**Written problem:** Retype each entry below exactly as it stands.

Records from a data source:

════

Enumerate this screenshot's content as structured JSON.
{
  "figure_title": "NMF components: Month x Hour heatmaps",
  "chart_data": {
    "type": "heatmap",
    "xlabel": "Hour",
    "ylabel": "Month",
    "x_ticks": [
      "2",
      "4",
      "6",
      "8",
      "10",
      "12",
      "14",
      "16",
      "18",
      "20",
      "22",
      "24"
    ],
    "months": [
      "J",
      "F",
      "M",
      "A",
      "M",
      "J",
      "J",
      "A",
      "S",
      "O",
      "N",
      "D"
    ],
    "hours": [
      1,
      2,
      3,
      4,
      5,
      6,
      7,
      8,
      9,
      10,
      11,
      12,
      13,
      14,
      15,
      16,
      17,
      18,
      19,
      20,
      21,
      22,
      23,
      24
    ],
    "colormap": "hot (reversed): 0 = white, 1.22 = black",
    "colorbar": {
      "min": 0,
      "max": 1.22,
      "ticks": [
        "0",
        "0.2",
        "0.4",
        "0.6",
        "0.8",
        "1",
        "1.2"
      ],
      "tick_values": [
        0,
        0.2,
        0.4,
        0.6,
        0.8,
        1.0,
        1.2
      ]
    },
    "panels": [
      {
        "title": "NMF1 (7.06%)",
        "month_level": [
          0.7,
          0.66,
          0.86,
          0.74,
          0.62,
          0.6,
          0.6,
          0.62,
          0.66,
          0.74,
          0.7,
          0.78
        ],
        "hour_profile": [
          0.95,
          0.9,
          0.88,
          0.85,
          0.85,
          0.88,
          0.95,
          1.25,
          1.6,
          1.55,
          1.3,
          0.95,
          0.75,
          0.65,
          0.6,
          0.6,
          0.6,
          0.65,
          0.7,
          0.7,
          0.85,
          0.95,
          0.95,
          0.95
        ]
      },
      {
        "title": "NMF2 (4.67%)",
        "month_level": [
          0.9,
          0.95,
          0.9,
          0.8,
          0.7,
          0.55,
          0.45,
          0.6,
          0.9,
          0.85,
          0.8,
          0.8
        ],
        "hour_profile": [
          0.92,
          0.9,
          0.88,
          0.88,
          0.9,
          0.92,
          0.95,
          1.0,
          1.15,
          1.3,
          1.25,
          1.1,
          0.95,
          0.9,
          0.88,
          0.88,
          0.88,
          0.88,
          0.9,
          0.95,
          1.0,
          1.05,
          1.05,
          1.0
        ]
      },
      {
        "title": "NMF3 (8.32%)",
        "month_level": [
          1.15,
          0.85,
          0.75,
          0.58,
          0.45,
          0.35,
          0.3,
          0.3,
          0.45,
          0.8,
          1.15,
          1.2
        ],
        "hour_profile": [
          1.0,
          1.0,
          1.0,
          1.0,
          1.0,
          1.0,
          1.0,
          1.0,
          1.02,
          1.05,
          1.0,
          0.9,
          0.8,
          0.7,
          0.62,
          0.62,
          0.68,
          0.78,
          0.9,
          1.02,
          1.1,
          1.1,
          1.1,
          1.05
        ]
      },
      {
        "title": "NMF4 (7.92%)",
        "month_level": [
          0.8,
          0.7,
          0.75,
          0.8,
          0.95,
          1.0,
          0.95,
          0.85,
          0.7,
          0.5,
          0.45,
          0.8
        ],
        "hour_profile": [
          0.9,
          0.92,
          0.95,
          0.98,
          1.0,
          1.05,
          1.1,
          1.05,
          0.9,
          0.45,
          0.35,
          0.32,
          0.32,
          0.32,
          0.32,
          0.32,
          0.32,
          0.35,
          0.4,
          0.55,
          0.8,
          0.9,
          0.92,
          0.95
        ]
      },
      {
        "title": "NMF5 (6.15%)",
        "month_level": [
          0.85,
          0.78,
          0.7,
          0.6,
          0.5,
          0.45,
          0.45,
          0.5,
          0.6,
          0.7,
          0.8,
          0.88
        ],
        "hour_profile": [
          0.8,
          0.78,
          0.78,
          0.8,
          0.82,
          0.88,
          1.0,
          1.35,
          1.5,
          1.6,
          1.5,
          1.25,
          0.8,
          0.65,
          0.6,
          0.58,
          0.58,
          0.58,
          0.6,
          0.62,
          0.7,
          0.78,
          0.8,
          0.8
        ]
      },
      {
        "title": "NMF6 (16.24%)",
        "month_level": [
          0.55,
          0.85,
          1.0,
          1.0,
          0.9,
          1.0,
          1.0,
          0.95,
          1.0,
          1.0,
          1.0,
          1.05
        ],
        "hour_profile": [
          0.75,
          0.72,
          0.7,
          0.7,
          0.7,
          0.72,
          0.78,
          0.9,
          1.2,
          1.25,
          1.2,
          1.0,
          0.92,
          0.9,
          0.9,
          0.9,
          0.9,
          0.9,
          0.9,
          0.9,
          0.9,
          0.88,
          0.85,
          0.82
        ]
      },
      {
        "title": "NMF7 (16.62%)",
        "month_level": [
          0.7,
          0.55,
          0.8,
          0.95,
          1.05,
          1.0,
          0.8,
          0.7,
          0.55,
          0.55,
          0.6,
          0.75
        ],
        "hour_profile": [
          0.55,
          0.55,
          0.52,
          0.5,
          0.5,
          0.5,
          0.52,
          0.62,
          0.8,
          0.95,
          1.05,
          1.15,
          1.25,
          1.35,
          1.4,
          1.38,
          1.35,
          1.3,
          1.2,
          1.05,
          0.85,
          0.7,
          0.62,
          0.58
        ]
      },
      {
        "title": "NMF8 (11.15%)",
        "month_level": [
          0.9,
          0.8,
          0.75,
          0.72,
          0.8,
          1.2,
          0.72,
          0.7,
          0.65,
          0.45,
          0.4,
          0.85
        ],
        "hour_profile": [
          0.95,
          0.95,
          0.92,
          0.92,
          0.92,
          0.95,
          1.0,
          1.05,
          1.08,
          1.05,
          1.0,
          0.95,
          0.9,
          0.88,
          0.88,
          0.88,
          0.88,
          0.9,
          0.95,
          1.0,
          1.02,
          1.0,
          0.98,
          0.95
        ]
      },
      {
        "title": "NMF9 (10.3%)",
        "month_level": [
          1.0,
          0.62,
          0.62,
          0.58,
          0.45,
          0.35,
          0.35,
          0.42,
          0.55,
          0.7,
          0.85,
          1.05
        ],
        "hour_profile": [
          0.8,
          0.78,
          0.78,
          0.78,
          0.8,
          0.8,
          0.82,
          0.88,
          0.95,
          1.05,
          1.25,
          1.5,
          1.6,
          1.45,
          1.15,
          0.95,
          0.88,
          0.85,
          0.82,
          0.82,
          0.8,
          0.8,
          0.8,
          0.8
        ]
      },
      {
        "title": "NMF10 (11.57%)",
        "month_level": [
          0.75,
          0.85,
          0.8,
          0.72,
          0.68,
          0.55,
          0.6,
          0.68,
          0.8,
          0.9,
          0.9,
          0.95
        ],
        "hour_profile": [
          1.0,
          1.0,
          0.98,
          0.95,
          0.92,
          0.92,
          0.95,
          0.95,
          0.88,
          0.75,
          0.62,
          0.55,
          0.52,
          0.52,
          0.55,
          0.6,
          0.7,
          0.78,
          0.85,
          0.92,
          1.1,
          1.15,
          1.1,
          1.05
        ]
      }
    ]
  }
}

════

**Right answer:**
Enumerate this screenshot's content as structured JSON.
{
  "figure_title": "NMF components: Month x Hour heatmaps",
  "chart_data": {
    "type": "heatmap",
    "xlabel": "Hour",
    "ylabel": "Month",
    "x_ticks": [
      "2",
      "4",
      "6",
      "8",
      "10",
      "12",
      "14",
      "16",
      "18",
      "20",
      "22",
      "24"
    ],
    "months": [
      "J",
      "F",
      "M",
      "A",
      "M",
      "J",
      "J",
      "A",
      "S",
      "O",
      "N",
      "D"
    ],
    "hours": [
      1,
      2,
      3,
      4,
      5,
      6,
      7,
      8,
      9,
      10,
      11,
      12,
      13,
      14,
      15,
      16,
      17,
      18,
      19,
      20,
      21,
      22,
      23,
      24
    ],
    "colormap": "hot (reversed): 0 = white, 1.22 = black",
    "colorbar": {
      "min": 0,
      "max": 1.22,
      "ticks": [
        "0",
        "0.2",
        "0.4",
        "0.6",
        "0.8",
        "1",
        "1.2"
      ],
      "tick_values": [
        0,
        0.2,
        0.4,
        0.6,
        0.8,
        1.0,
        1.2
      ]
    },
    "panels": [
      {
        "title": "NMF1 (7.06%)",
        "month_level": [
          0.7,
          0.66,
          0.86,
          0.74,
          0.62,
          0.6,
          0.6,
          0.62,
          0.66,
          0.74,
          0.7,
          0.78
        ],
        "hour_profile": [
          0.95,
          0.9,
          0.88,
          0.85,
          0.85,
          0.88,
          0.95,
          1.25,
          1.6,
          1.55,
          1.3,
          0.95,
          0.75,
          0.65,
          0.6,
          0.6,
          0.6,
          0.65,
          0.7,
          0.7,
          0.85,
          0.95,
          0.95,
          0.95
        ]
      },
      {
        "title": "NMF2 (4.67%)",
        "month_level": [
          0.9,
          0.95,
          0.9,
          0.8,
          0.7,
          0.55,
          0.45,
          0.6,
          0.9,
          0.85,
          0.8,
          0.8
        ],
        "hour_profile": [
          0.92,
          0.9,
          0.88,
          0.88,
          0.9,
          0.92,
          0.95,
          1.0,
          1.15,
          1.3,
          1.25,
          1.1,
          0.95,
          0.9,
          0.88,
          0.88,
          0.88,
          0.88,
          0.9,
          0.95,
          1.0,
          1.05,
          1.05,
          1.0
        ]
      },
      {
        "title": "NMF3 (8.32%)",
        "month_level": [
          1.15,
          0.85,
          0.75,
          0.58,
          0.45,
          0.35,
          0.3,
          0.3,
          0.45,
          0.8,
          1.15,
          1.2
        ],
        "hour_profile": [
          1.0,
          1.0,
          1.0,
          1.0,
          1.0,
          1.0,
          1.0,
          1.0,
          1.02,
          1.05,
          1.0,
          0.9,
          0.8,
          0.7,
          0.62,
          0.62,
          0.68,
          0.78,
          0.9,
          1.02,
          1.1,
          1.1,
          1.1,
          1.05
        ]
      },
      {
        "title": "NMF4 (7.92%)",
        "month_level": [
          0.8,
          0.7,
          0.75,
          0.8,
          0.95,
          1.0,
          0.95,
          0.85,
          0.7,
          0.5,
          0.45,
          0.8
        ],
        "hour_profile": [
          0.9,
          0.92,
          0.95,
          0.98,
          1.0,
          1.05,
          1.1,
          1.05,
          0.9,
          0.45,
          0.35,
          0.32,
          0.32,
          0.32,
          0.32,
          0.32,
          0.32,
          0.35,
          0.4,
          0.55,
          0.8,
          0.9,
          0.92,
          0.95
        ]
      },
      {
        "title": "NMF5 (6.15%)",
        "month_level": [
          0.85,
          0.78,
          0.7,
          0.6,
          0.5,
          0.45,
          0.45,
          0.5,
          0.6,
          0.7,
          0.8,
          0.88
        ],
        "hour_profile": [
          0.8,
          0.78,
          0.78,
          0.8,
          0.82,
          0.88,
          1.0,
          1.35,
          1.5,
          1.6,
          1.5,
          1.25,
          0.8,
          0.65,
          0.6,
          0.58,
          0.58,
          0.58,
          0.6,
          0.62,
          0.7,
          0.78,
          0.8,
          0.8
        ]
      },
      {
        "title": "NMF6 (16.24%)",
        "month_level": [
          0.55,
          0.85,
          1.0,
          1.0,
          0.9,
          1.0,
          1.0,
          0.95,
          1.0,
          1.0,
          1.0,
          1.05
        ],
        "hour_profile": [
          0.75,
          0.72,
          0.7,
          0.7,
          0.7,
          0.72,
          0.78,
          0.9,
          1.2,
          1.25,
          1.2,
          1.0,
          0.92,
          0.9,
          0.9,
          0.9,
          0.9,
          0.9,
          0.9,
          0.9,
          0.9,
          0.88,
          0.85,
          0.82
        ]
      },
      {
        "title": "NMF7 (16.62%)",
        "month_level": [
          0.7,
          0.55,
          0.8,
          0.95,
          1.05,
          1.0,
          0.8,
          0.7,
          0.55,
          0.55,
          0.6,
          0.75
        ],
        "hour_profile": [
          0.55,
          0.55,
          0.52,
          0.5,
          0.5,
          0.5,
          0.52,
          0.62,
          0.8,
          0.95,
          1.05,
          1.15,
          1.25,
          1.35,
          1.4,
          1.38,
          1.35,
          1.3,
          1.2,
          1.05,
          0.85,
          0.7,
          0.62,
          0.58
        ]
      },
      {
        "title": "NMF8 (11.15%)",
        "month_level": [
          0.9,
          0.8,
          0.75,
          0.72,
          0.8,
          1.2,
          0.72,
          0.7,
          0.65,
          0.45,
          0.4,
          0.85
        ],
        "hour_profile": [
          0.95,
          0.95,
          0.92,
          0.92,
          0.92,
          0.95,
          1.0,
          1.05,
          1.08,
          1.05,
          1.0,
          0.95,
          0.9,
          0.88,
          0.88,
          0.88,
          0.88,
          0.9,
          0.95,
          1.0,
          1.02,
          1.0,
          0.98,
          0.95
        ]
      },
      {
        "title": "NMF9 (10.3%)",
        "month_level": [
          1.0,
          0.62,
          0.62,
          0.58,
          0.45,
          0.35,
          0.35,
          0.42,
          0.55,
          0.7,
          0.85,
          1.05
        ],
        "hour_profile": [
          0.8,
          0.78,
          0.78,
          0.78,
          0.8,
          0.8,
          0.82,
          0.88,
          0.95,
          1.05,
          1.25,
          1.5,
          1.6,
          1.45,
          1.15,
          0.95,
          0.88,
          0.85,
          0.82,
          0.82,
          0.8,
          0.8,
          0.8,
          0.8
        ]
      },
      {
        "title": "NMF10 (11.57%)",
        "month_level": [
          0.75,
          0.85,
          0.8,
          0.72,
          0.68,
          0.55,
          0.6,
          0.68,
          0.8,
          0.9,
          0.9,
          0.95
        ],
        "hour_profile": [
          1.0,
          1.0,
          0.98,
          0.95,
          0.92,
          0.92,
          0.95,
          0.95,
          0.88,
          0.75,
          0.62,
          0.55,
          0.52,
          0.52,
          0.55,
          0.6,
          0.7,
          0.78,
          0.85,
          0.92,
          1.1,
          1.15,
          1.1,
          1.05
        ]
      }
    ]
  }
}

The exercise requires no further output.